What is expected:
Make an exact copy of the entries below.

Records for the task:
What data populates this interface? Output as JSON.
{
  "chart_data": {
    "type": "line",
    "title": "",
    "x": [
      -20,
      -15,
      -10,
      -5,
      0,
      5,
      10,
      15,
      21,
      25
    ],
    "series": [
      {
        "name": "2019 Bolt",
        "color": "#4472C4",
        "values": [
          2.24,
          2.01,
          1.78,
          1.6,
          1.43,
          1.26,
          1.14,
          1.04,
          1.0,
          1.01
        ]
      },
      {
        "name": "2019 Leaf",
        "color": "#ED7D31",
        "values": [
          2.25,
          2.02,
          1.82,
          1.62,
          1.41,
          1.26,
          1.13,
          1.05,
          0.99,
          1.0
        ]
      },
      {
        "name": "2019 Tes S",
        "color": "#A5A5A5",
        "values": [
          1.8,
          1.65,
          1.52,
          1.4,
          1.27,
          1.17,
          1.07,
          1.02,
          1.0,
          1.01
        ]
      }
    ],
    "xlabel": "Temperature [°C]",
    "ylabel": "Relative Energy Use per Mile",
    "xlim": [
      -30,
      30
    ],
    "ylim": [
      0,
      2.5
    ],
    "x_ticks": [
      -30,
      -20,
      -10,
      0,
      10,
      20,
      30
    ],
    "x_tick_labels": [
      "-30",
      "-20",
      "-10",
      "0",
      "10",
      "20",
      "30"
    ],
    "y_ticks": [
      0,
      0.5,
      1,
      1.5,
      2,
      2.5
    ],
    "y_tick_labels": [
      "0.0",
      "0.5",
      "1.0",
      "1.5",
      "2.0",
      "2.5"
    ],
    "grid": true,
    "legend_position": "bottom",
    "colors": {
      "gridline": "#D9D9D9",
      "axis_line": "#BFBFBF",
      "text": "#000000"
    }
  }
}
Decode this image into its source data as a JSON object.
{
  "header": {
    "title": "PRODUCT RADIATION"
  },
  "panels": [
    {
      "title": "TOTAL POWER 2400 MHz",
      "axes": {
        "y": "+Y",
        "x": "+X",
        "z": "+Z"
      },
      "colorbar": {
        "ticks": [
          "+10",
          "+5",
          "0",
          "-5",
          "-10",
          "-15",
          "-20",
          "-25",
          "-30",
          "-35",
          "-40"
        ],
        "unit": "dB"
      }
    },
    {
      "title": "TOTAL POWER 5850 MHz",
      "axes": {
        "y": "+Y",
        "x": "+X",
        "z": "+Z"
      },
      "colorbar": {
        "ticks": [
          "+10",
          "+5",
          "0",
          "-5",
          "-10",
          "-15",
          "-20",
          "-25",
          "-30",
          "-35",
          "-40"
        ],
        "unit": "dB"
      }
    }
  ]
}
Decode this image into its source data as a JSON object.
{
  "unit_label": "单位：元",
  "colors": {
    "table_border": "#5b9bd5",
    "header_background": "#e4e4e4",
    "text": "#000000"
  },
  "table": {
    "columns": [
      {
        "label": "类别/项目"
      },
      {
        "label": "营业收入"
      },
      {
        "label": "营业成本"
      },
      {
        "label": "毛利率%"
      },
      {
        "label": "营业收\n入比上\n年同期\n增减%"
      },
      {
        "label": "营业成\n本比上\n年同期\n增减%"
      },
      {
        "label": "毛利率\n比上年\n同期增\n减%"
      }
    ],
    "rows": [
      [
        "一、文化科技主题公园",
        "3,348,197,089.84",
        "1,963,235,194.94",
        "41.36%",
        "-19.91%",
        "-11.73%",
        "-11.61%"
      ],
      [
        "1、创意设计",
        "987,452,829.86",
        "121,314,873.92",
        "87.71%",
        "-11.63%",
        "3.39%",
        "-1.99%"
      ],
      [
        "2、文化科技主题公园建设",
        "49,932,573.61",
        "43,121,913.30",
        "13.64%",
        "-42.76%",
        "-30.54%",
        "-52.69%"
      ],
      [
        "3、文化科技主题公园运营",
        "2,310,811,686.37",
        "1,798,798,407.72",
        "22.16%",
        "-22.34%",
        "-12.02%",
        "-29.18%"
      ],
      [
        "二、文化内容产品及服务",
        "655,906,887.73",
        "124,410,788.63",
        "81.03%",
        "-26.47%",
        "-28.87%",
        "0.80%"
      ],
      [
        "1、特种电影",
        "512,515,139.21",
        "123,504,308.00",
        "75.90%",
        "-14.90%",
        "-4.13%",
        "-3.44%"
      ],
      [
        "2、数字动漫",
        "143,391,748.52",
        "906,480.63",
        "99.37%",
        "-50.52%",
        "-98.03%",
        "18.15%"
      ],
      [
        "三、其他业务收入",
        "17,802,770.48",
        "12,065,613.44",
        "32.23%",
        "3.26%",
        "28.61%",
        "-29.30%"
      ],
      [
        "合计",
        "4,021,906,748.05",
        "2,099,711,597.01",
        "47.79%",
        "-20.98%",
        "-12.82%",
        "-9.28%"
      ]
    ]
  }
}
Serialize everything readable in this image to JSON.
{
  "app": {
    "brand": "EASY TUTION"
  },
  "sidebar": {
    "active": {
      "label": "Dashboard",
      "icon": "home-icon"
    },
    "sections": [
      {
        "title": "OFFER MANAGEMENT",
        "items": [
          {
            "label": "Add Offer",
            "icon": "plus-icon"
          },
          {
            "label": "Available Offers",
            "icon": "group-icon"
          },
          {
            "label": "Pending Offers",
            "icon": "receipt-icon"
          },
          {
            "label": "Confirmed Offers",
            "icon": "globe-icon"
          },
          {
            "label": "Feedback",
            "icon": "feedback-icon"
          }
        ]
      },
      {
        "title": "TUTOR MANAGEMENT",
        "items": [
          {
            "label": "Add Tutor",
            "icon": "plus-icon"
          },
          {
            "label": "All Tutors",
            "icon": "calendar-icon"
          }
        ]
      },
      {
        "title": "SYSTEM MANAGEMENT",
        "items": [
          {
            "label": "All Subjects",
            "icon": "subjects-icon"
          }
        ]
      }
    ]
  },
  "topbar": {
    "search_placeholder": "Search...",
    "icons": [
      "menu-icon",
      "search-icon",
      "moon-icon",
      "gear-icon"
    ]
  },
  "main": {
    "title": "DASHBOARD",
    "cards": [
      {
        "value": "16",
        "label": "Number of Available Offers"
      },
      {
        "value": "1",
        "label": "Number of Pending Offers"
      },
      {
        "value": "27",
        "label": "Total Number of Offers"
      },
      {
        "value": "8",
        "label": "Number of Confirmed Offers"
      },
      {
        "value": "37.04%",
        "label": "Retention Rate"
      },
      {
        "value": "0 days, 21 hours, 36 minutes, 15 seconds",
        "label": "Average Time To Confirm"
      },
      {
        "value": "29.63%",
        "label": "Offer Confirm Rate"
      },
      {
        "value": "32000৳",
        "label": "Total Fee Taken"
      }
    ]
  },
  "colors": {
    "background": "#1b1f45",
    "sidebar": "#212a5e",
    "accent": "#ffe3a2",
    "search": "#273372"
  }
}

Problem solution:
What data populates this interface? Output as JSON.
{
  "chart_data": {
    "type": "line",
    "title": "",
    "x": [
      -20,
      -15,
      -10,
      -5,
      0,
      5,
      10,
      15,
      21,
      25
    ],
    "series": [
      {
        "name": "2019 Bolt",
        "color": "#4472C4",
        "values": [
          2.24,
          2.01,
          1.78,
          1.6,
          1.43,
          1.26,
          1.14,
          1.04,
          1.0,
          1.01
        ]
      },
      {
        "name": "2019 Leaf",
        "color": "#ED7D31",
        "values": [
          2.25,
          2.02,
          1.82,
          1.62,
          1.41,
          1.26,
          1.13,
          1.05,
          0.99,
          1.0
        ]
      },
      {
        "name": "2019 Tes S",
        "color": "#A5A5A5",
        "values": [
          1.8,
          1.65,
          1.52,
          1.4,
          1.27,
          1.17,
          1.07,
          1.02,
          1.0,
          1.01
        ]
      }
    ],
    "xlabel": "Temperature [°C]",
    "ylabel": "Relative Energy Use per Mile",
    "xlim": [
      -30,
      30
    ],
    "ylim": [
      0,
      2.5
    ],
    "x_ticks": [
      -30,
      -20,
      -10,
      0,
      10,
      20,
      30
    ],
    "x_tick_labels": [
      "-30",
      "-20",
      "-10",
      "0",
      "10",
      "20",
      "30"
    ],
    "y_ticks": [
      0,
      0.5,
      1,
      1.5,
      2,
      2.5
    ],
    "y_tick_labels": [
      "0.0",
      "0.5",
      "1.0",
      "1.5",
      "2.0",
      "2.5"
    ],
    "grid": true,
    "legend_position": "bottom",
    "colors": {
      "gridline": "#D9D9D9",
      "axis_line": "#BFBFBF",
      "text": "#000000"
    }
  }
}
Decode this image into its source data as a JSON object.
{
  "header": {
    "title": "PRODUCT RADIATION"
  },
  "panels": [
    {
      "title": "TOTAL POWER 2400 MHz",
      "axes": {
        "y": "+Y",
        "x": "+X",
        "z": "+Z"
      },
      "colorbar": {
        "ticks": [
          "+10",
          "+5",
          "0",
          "-5",
          "-10",
          "-15",
          "-20",
          "-25",
          "-30",
          "-35",
          "-40"
        ],
        "unit": "dB"
      }
    },
    {
      "title": "TOTAL POWER 5850 MHz",
      "axes": {
        "y": "+Y",
        "x": "+X",
        "z": "+Z"
      },
      "colorbar": {
        "ticks": [
          "+10",
          "+5",
          "0",
          "-5",
          "-10",
          "-15",
          "-20",
          "-25",
          "-30",
          "-35",
          "-40"
        ],
        "unit": "dB"
      }
    }
  ]
}
Decode this image into its source data as a JSON object.
{
  "unit_label": "单位：元",
  "colors": {
    "table_border": "#5b9bd5",
    "header_background": "#e4e4e4",
    "text": "#000000"
  },
  "table": {
    "columns": [
      {
        "label": "类别/项目"
      },
      {
        "label": "营业收入"
      },
      {
        "label": "营业成本"
      },
      {
        "label": "毛利率%"
      },
      {
        "label": "营业收\n入比上\n年同期\n增减%"
      },
      {
        "label": "营业成\n本比上\n年同期\n增减%"
      },
      {
        "label": "毛利率\n比上年\n同期增\n减%"
      }
    ],
    "rows": [
      [
        "一、文化科技主题公园",
        "3,348,197,089.84",
        "1,963,235,194.94",
        "41.36%",
        "-19.91%",
        "-11.73%",
        "-11.61%"
      ],
      [
        "1、创意设计",
        "987,452,829.86",
        "121,314,873.92",
        "87.71%",
        "-11.63%",
        "3.39%",
        "-1.99%"
      ],
      [
        "2、文化科技主题公园建设",
        "49,932,573.61",
        "43,121,913.30",
        "13.64%",
        "-42.76%",
        "-30.54%",
        "-52.69%"
      ],
      [
        "3、文化科技主题公园运营",
        "2,310,811,686.37",
        "1,798,798,407.72",
        "22.16%",
        "-22.34%",
        "-12.02%",
        "-29.18%"
      ],
      [
        "二、文化内容产品及服务",
        "655,906,887.73",
        "124,410,788.63",
        "81.03%",
        "-26.47%",
        "-28.87%",
        "0.80%"
      ],
      [
        "1、特种电影",
        "512,515,139.21",
        "123,504,308.00",
        "75.90%",
        "-14.90%",
        "-4.13%",
        "-3.44%"
      ],
      [
        "2、数字动漫",
        "143,391,748.52",
        "906,480.63",
        "99.37%",
        "-50.52%",
        "-98.03%",
        "18.15%"
      ],
      [
        "三、其他业务收入",
        "17,802,770.48",
        "12,065,613.44",
        "32.23%",
        "3.26%",
        "28.61%",
        "-29.30%"
      ],
      [
        "合计",
        "4,021,906,748.05",
        "2,099,711,597.01",
        "47.79%",
        "-20.98%",
        "-12.82%",
        "-9.28%"
      ]
    ]
  }
}
Serialize everything readable in this image to JSON.
{
  "app": {
    "brand": "EASY TUTION"
  },
  "sidebar": {
    "active": {
      "label": "Dashboard",
      "icon": "home-icon"
    },
    "sections": [
      {
        "title": "OFFER MANAGEMENT",
        "items": [
          {
            "label": "Add Offer",
            "icon": "plus-icon"
          },
          {
            "label": "Available Offers",
            "icon": "group-icon"
          },
          {
            "label": "Pending Offers",
            "icon": "receipt-icon"
          },
          {
            "label": "Confirmed Offers",
            "icon": "globe-icon"
          },
          {
            "label": "Feedback",
            "icon": "feedback-icon"
          }
        ]
      },
      {
        "title": "TUTOR MANAGEMENT",
        "items": [
          {
            "label": "Add Tutor",
            "icon": "plus-icon"
          },
          {
            "label": "All Tutors",
            "icon": "calendar-icon"
          }
        ]
      },
      {
        "title": "SYSTEM MANAGEMENT",
        "items": [
          {
            "label": "All Subjects",
            "icon": "subjects-icon"
          }
        ]
      }
    ]
  },
  "topbar": {
    "search_placeholder": "Search...",
    "icons": [
      "menu-icon",
      "search-icon",
      "moon-icon",
      "gear-icon"
    ]
  },
  "main": {
    "title": "DASHBOARD",
    "cards": [
      {
        "value": "16",
        "label": "Number of Available Offers"
      },
      {
        "value": "1",
        "label": "Number of Pending Offers"
      },
      {
        "value": "27",
        "label": "Total Number of Offers"
      },
      {
        "value": "8",
        "label": "Number of Confirmed Offers"
      },
      {
        "value": "37.04%",
        "label": "Retention Rate"
      },
      {
        "value": "0 days, 21 hours, 36 minutes, 15 seconds",
        "label": "Average Time To Confirm"
      },
      {
        "value": "29.63%",
        "label": "Offer Confirm Rate"
      },
      {
        "value": "32000৳",
        "label": "Total Fee Taken"
      }
    ]
  },
  "colors": {
    "background": "#1b1f45",
    "sidebar": "#212a5e",
    "accent": "#ffe3a2",
    "search": "#273372"
  }
}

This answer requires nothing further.